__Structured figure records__
* START *

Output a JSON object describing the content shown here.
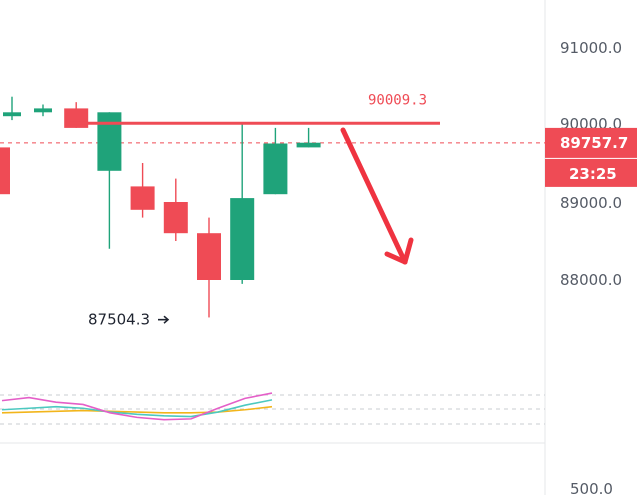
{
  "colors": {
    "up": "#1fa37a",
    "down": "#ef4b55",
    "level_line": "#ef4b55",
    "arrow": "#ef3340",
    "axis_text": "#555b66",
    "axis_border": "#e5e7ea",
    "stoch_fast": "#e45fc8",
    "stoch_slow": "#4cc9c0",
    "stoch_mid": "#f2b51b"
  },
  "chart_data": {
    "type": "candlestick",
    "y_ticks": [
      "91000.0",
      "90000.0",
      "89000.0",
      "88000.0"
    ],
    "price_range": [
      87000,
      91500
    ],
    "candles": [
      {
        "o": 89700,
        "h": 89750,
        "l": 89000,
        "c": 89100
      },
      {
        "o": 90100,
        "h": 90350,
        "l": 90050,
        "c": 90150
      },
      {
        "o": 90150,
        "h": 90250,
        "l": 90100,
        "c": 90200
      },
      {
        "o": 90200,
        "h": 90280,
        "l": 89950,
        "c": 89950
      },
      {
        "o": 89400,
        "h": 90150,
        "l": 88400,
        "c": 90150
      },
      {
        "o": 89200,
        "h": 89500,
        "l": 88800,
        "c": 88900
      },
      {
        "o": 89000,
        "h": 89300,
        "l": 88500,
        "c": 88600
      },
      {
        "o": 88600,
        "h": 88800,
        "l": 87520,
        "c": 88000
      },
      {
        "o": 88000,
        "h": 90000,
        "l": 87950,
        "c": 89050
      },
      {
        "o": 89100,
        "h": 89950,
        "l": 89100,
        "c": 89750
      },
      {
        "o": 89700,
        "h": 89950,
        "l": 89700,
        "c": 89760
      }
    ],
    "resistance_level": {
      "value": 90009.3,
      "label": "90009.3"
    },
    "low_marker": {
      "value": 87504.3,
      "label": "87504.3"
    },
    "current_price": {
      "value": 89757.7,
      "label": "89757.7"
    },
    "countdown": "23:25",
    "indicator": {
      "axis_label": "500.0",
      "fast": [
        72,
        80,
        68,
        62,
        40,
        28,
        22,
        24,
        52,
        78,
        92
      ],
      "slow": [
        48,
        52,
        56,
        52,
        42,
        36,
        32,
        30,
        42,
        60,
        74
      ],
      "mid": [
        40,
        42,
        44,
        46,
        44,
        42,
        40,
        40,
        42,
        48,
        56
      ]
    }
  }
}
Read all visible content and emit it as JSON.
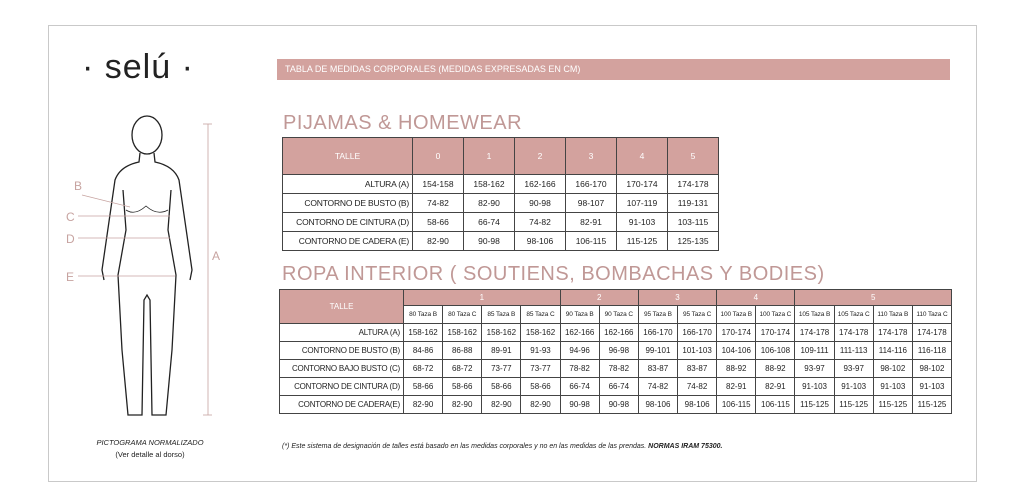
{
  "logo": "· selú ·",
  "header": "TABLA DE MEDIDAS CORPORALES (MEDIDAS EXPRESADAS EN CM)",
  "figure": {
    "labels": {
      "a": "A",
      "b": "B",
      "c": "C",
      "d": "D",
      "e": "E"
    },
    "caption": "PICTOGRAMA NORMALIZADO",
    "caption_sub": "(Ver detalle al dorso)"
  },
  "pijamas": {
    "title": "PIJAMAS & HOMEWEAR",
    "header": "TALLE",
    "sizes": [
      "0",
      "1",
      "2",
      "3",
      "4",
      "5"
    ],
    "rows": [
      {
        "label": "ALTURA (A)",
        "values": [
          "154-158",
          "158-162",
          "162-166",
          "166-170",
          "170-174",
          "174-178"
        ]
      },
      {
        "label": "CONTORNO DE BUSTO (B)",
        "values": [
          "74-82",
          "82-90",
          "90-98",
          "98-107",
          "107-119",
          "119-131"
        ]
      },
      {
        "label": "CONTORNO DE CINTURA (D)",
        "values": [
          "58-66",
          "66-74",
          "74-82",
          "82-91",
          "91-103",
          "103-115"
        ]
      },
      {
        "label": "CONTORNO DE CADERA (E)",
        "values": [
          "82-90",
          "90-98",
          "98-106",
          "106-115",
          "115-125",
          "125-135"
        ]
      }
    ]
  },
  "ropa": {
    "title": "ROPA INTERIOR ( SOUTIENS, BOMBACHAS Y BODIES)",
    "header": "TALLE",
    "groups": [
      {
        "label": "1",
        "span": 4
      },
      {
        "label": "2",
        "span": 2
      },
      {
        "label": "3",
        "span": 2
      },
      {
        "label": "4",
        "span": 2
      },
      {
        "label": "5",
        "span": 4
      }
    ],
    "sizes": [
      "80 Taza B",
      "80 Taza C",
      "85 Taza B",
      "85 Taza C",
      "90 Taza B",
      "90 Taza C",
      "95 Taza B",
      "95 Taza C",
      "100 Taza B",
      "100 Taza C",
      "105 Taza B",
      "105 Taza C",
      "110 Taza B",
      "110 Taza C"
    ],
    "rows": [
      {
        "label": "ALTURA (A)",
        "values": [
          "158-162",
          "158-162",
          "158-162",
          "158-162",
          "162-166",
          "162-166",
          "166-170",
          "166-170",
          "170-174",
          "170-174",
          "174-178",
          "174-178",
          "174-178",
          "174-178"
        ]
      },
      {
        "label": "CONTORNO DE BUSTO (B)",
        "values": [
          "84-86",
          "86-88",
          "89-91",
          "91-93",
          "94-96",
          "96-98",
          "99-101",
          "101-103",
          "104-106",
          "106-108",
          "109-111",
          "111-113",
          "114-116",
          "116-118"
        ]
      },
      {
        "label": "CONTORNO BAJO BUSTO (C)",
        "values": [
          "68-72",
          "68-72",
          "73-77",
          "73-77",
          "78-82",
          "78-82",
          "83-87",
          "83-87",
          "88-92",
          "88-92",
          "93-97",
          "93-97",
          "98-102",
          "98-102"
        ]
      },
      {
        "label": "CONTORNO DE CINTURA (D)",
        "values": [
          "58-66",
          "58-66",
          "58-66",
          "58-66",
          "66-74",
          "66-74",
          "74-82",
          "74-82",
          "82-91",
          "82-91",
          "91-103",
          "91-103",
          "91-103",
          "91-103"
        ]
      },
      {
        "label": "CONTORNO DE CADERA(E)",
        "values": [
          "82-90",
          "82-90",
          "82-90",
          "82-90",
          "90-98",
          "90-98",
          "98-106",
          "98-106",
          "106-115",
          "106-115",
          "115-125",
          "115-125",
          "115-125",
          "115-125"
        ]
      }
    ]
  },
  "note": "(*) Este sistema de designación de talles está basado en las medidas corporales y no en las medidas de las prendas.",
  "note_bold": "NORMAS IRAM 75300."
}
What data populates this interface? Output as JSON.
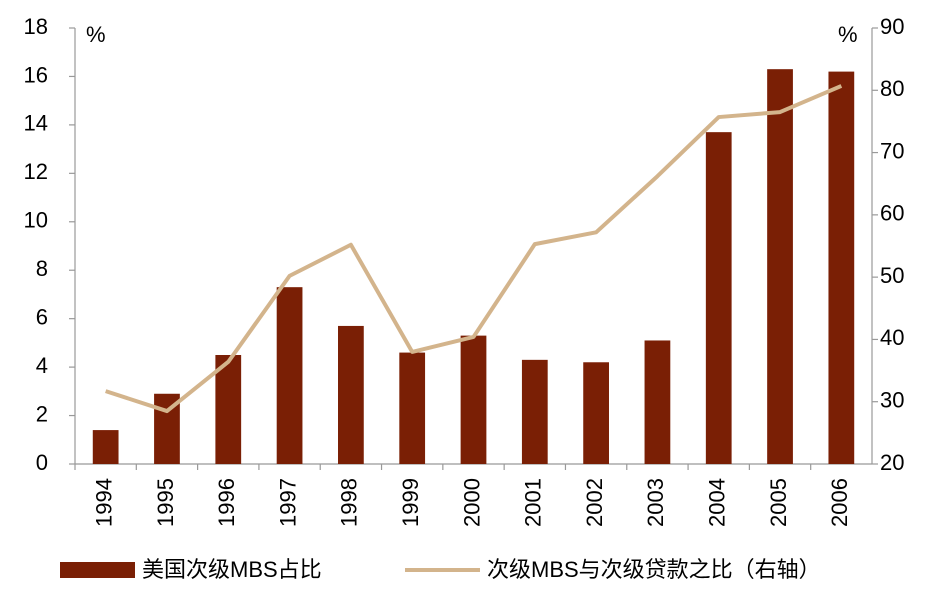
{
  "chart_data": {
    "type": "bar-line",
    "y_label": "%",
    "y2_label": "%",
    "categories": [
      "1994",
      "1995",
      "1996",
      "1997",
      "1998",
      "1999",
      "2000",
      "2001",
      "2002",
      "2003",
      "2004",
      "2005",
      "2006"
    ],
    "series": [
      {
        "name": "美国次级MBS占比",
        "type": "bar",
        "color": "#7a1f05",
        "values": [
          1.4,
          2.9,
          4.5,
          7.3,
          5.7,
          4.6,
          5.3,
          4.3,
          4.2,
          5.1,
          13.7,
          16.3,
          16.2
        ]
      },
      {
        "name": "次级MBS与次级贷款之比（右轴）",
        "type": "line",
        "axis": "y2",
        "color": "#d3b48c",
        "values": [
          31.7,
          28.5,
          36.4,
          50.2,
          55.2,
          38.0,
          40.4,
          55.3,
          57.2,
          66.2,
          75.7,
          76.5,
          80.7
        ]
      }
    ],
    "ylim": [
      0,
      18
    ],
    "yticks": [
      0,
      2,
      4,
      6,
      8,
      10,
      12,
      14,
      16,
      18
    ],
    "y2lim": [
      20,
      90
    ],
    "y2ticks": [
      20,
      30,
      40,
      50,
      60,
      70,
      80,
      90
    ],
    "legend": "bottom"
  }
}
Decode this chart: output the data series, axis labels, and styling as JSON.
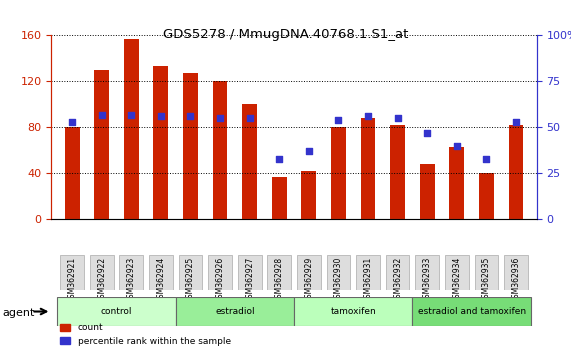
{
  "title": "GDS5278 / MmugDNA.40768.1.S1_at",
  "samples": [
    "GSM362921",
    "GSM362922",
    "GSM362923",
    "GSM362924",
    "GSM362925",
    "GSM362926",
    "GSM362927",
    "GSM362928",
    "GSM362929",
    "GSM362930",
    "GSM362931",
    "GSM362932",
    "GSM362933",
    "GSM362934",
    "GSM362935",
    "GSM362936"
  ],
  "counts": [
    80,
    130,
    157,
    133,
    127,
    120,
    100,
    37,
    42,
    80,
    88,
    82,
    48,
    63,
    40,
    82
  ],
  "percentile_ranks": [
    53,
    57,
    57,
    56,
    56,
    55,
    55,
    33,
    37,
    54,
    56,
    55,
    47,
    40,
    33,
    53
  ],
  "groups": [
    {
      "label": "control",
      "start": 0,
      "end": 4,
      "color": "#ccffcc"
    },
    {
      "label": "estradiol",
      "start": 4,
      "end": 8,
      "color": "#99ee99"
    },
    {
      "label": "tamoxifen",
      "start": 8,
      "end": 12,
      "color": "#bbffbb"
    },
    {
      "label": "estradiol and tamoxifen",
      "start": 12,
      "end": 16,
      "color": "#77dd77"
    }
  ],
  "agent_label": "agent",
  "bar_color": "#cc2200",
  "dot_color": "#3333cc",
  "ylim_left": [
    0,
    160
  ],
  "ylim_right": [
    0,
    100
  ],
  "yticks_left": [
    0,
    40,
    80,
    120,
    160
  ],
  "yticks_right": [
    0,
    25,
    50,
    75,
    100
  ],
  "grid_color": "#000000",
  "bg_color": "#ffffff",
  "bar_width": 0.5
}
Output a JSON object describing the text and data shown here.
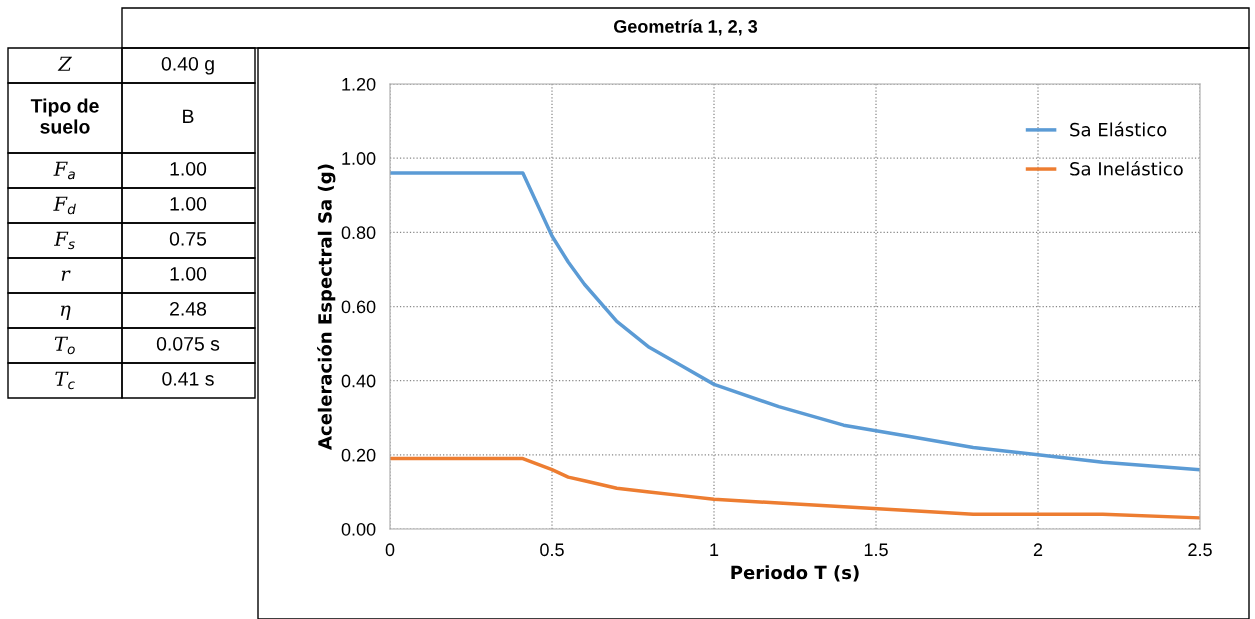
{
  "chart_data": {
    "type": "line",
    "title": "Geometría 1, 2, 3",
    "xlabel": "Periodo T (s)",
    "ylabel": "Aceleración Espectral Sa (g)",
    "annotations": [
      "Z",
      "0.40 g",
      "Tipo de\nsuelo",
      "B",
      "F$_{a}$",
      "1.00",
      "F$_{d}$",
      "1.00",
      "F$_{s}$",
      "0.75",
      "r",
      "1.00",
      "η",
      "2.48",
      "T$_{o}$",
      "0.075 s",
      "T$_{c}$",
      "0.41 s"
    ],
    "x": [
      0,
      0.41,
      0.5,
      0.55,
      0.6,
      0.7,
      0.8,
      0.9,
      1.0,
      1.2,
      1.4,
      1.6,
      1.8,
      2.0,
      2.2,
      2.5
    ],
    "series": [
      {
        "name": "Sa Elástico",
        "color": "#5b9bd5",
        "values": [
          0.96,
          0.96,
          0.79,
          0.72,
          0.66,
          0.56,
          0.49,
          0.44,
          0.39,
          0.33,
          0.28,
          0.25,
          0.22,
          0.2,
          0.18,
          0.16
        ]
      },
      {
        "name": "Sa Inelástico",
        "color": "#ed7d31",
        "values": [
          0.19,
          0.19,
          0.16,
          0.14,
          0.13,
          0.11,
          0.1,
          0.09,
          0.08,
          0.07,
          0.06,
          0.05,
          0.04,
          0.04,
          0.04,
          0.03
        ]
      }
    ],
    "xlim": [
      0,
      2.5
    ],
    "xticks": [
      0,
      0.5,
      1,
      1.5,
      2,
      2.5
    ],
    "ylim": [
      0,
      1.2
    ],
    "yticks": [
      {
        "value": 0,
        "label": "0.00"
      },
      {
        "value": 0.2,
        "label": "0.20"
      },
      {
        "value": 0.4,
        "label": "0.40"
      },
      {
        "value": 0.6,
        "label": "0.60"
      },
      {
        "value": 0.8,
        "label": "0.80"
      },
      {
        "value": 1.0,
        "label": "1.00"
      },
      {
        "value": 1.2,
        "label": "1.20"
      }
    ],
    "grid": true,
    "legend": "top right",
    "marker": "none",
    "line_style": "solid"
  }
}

* END *

State the count of lines in the data holding the word "here", adding nothing to it.

__Finished task__
2